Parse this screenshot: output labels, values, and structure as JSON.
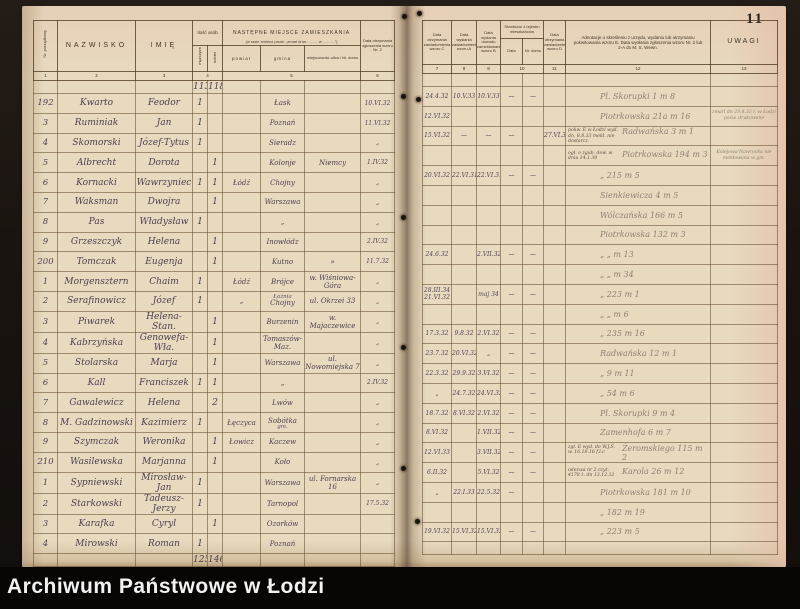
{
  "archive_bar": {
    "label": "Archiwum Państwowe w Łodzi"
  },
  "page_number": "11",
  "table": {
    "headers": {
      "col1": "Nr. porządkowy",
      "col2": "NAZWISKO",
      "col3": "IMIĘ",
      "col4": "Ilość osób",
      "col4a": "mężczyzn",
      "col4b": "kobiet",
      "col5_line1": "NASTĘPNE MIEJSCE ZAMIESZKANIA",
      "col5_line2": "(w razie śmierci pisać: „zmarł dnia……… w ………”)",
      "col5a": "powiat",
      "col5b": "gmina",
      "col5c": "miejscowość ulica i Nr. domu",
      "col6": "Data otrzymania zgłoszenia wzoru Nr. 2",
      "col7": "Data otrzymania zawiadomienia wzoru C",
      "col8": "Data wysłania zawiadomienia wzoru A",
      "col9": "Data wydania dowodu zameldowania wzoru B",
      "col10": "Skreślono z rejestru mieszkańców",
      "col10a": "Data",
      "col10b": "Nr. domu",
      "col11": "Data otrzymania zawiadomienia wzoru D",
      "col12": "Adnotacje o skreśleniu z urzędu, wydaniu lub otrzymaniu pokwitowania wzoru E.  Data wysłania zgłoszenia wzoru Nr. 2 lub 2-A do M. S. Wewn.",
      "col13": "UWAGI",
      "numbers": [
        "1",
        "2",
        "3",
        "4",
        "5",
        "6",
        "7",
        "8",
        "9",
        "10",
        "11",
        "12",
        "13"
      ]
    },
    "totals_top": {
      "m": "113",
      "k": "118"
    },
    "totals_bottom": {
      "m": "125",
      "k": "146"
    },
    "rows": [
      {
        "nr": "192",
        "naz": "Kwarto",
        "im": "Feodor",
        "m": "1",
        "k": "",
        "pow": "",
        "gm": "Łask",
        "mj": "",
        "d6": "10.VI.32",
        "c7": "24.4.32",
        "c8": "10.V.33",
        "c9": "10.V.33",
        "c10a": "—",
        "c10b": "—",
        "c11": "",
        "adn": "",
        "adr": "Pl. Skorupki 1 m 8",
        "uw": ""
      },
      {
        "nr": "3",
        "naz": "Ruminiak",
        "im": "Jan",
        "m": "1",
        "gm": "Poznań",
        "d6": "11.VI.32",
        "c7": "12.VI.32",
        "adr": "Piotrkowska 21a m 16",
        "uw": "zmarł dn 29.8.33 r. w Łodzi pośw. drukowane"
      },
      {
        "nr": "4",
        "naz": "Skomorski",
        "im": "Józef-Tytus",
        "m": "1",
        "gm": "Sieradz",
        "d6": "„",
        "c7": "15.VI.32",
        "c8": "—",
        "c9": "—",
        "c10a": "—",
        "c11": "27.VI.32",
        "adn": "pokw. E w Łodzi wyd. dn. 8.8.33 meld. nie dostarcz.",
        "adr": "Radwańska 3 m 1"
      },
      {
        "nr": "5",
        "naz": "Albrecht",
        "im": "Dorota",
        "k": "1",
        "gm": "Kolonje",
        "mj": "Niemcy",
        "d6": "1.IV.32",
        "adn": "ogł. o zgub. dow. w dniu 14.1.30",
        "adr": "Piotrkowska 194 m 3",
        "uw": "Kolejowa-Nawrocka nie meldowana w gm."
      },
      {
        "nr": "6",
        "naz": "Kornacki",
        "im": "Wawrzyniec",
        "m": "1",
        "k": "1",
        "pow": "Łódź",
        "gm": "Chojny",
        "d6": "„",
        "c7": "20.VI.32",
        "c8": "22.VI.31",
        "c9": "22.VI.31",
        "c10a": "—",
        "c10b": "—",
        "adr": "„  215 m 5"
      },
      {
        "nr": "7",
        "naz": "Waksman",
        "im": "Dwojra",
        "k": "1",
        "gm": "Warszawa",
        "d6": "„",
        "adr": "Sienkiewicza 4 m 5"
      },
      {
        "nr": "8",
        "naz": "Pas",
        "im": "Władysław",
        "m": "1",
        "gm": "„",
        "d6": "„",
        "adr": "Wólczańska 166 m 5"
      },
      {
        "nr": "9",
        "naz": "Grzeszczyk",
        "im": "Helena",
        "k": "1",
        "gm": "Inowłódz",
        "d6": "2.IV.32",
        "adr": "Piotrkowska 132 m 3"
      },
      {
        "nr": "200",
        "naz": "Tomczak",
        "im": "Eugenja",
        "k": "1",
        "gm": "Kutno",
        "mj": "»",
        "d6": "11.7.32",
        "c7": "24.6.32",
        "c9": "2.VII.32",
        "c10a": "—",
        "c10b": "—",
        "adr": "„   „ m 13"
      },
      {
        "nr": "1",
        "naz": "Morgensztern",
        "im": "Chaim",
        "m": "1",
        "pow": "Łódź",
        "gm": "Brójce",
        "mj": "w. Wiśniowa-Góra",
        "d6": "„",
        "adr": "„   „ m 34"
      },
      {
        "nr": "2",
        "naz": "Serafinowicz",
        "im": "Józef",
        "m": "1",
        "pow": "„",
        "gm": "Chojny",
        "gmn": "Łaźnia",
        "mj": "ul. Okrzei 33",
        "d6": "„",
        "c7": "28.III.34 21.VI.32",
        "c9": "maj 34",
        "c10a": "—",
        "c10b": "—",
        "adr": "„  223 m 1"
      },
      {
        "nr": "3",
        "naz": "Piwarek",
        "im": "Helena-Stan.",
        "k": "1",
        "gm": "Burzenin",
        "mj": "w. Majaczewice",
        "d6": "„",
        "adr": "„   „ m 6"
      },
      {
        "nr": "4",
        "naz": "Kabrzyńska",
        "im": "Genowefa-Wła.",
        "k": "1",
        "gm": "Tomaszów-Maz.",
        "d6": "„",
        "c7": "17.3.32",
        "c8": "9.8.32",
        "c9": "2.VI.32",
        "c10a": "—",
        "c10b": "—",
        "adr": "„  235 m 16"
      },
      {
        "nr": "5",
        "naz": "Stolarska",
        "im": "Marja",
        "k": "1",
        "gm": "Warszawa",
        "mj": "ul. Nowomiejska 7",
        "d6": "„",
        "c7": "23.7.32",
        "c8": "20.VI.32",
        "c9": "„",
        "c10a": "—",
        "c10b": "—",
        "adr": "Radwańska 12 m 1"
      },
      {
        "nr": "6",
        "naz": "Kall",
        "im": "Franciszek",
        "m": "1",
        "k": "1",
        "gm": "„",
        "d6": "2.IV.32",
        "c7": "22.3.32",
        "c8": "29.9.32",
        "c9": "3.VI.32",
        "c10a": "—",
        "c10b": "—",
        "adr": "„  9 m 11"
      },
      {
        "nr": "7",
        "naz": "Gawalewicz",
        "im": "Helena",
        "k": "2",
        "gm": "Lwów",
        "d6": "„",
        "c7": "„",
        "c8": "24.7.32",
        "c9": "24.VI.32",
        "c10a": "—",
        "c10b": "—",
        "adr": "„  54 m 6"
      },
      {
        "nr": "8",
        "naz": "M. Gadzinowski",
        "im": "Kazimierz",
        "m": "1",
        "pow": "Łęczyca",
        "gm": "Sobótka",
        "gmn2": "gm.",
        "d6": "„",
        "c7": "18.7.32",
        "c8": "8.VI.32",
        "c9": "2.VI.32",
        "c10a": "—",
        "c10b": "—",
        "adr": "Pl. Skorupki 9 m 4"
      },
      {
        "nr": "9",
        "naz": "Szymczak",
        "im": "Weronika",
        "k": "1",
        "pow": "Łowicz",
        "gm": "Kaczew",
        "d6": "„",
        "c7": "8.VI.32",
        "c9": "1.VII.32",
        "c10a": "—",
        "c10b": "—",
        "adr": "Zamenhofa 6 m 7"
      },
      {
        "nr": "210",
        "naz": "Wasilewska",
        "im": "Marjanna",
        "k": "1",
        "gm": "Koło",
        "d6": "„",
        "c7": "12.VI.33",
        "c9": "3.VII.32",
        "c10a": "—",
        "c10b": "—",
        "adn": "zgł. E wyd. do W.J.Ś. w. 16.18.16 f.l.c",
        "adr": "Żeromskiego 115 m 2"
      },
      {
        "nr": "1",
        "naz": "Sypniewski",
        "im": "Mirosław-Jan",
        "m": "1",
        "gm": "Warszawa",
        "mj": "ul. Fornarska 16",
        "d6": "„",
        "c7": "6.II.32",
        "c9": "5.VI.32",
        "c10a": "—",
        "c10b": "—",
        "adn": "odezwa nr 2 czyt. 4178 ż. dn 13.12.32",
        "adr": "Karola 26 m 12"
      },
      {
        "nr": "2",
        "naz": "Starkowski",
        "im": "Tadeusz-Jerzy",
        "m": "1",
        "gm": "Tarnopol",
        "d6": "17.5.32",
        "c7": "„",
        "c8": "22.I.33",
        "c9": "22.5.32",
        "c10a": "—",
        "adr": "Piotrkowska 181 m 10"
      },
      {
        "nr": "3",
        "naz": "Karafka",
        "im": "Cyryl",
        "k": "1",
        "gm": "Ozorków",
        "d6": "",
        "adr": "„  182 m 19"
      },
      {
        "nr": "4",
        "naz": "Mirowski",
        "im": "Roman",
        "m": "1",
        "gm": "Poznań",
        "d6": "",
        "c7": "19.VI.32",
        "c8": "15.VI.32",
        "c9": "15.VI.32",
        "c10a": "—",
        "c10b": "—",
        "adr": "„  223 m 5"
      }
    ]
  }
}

===

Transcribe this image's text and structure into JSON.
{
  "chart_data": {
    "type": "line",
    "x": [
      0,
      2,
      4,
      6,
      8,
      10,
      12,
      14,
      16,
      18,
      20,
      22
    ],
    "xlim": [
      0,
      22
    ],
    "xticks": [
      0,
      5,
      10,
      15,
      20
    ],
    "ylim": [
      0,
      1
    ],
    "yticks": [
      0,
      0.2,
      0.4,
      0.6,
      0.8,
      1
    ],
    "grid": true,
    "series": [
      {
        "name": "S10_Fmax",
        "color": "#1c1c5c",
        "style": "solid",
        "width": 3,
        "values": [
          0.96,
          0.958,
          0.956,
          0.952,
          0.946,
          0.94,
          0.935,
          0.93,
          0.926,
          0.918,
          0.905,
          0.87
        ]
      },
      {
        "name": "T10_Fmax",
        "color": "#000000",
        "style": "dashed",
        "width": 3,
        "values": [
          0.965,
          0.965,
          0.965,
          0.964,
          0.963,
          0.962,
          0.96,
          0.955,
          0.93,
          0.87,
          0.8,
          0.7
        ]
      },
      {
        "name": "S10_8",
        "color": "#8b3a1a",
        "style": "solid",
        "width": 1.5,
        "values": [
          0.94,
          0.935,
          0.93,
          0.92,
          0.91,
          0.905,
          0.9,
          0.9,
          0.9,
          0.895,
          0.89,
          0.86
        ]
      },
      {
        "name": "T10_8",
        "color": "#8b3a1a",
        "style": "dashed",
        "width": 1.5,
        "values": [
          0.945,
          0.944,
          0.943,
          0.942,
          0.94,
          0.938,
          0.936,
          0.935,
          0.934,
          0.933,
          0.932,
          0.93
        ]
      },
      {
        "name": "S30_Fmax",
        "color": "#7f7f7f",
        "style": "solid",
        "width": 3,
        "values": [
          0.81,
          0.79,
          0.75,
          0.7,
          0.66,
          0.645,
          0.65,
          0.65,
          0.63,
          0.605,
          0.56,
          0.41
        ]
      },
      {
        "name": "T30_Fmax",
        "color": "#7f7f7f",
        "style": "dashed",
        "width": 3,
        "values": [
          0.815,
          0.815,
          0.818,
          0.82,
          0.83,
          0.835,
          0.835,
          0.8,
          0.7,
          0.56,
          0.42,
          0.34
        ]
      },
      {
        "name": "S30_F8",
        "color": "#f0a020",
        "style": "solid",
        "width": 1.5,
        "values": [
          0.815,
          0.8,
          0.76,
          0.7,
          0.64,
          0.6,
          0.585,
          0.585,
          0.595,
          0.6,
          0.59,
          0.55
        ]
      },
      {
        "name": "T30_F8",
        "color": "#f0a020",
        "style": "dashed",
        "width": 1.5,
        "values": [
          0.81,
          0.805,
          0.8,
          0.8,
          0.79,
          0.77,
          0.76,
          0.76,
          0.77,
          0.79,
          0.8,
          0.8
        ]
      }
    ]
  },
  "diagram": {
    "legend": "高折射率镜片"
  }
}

===

Directive ->
Take every line from the data that contains the word "Piotrkowska".

Finished task ->
        "adr": "Piotrkowska 21a m 16",
        "adr": "Piotrkowska 194 m 3",
        "adr": "Piotrkowska 132 m 3"
        "adr": "Piotrkowska 181 m 10"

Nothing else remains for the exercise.